» AIM
Copy out lines with the word "April" from the material that follows.

***** INPUT RECORDS

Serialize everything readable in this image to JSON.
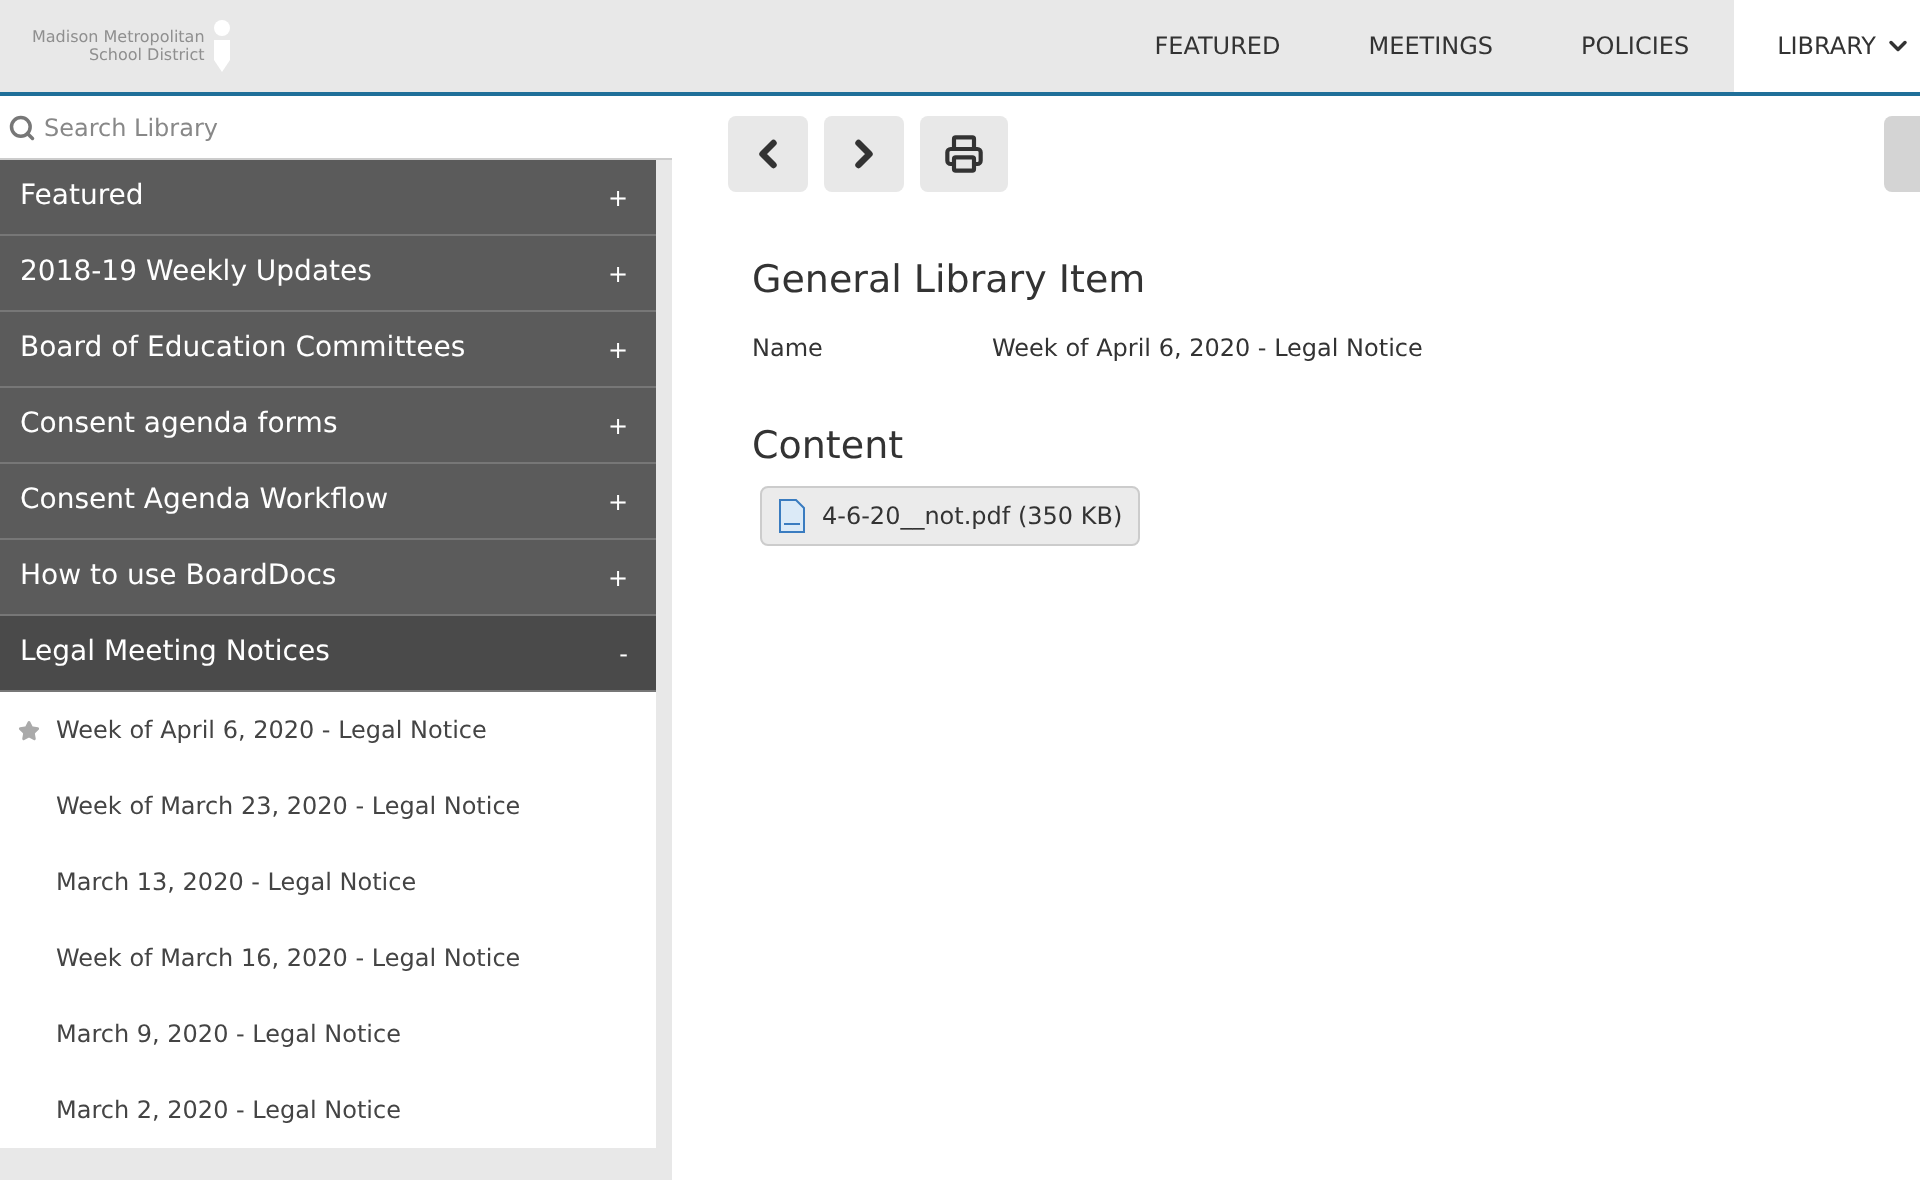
{
  "logo": {
    "lines": [
      "Madison Metropolitan",
      "School District"
    ]
  },
  "nav_tabs": [
    {
      "label": "FEATURED",
      "selected": false
    },
    {
      "label": "MEETINGS",
      "selected": false
    },
    {
      "label": "POLICIES",
      "selected": false
    },
    {
      "label": "LIBRARY",
      "selected": true
    }
  ],
  "search": {
    "placeholder": "Search Library"
  },
  "sidebar": {
    "categories": [
      {
        "label": "Featured",
        "expanded": false,
        "toggle": "+"
      },
      {
        "label": "2018-19 Weekly Updates",
        "expanded": false,
        "toggle": "+"
      },
      {
        "label": "Board of Education Committees",
        "expanded": false,
        "toggle": "+"
      },
      {
        "label": "Consent agenda forms",
        "expanded": false,
        "toggle": "+"
      },
      {
        "label": "Consent Agenda Workflow",
        "expanded": false,
        "toggle": "+"
      },
      {
        "label": "How to use BoardDocs",
        "expanded": false,
        "toggle": "+"
      },
      {
        "label": "Legal Meeting Notices",
        "expanded": true,
        "toggle": "-",
        "children": [
          {
            "label": "Week of April 6, 2020 - Legal Notice",
            "selected": true
          },
          {
            "label": "Week of March 23, 2020 - Legal Notice",
            "selected": false
          },
          {
            "label": "March 13, 2020 - Legal Notice",
            "selected": false
          },
          {
            "label": "Week of March 16, 2020 - Legal Notice",
            "selected": false
          },
          {
            "label": "March 9, 2020 - Legal Notice",
            "selected": false
          },
          {
            "label": "March 2, 2020 - Legal Notice",
            "selected": false
          }
        ]
      }
    ]
  },
  "item": {
    "title": "General Library Item",
    "fields": [
      {
        "label": "Name",
        "value": "Week of April 6, 2020 - Legal Notice"
      }
    ],
    "content_heading": "Content",
    "attachments": [
      "4-6-20__not.pdf (350 KB)"
    ]
  }
}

**********

» FINISHED ANSWER
            "label": "Week of April 6, 2020 - Legal Notice",
        "value": "Week of April 6, 2020 - Legal Notice"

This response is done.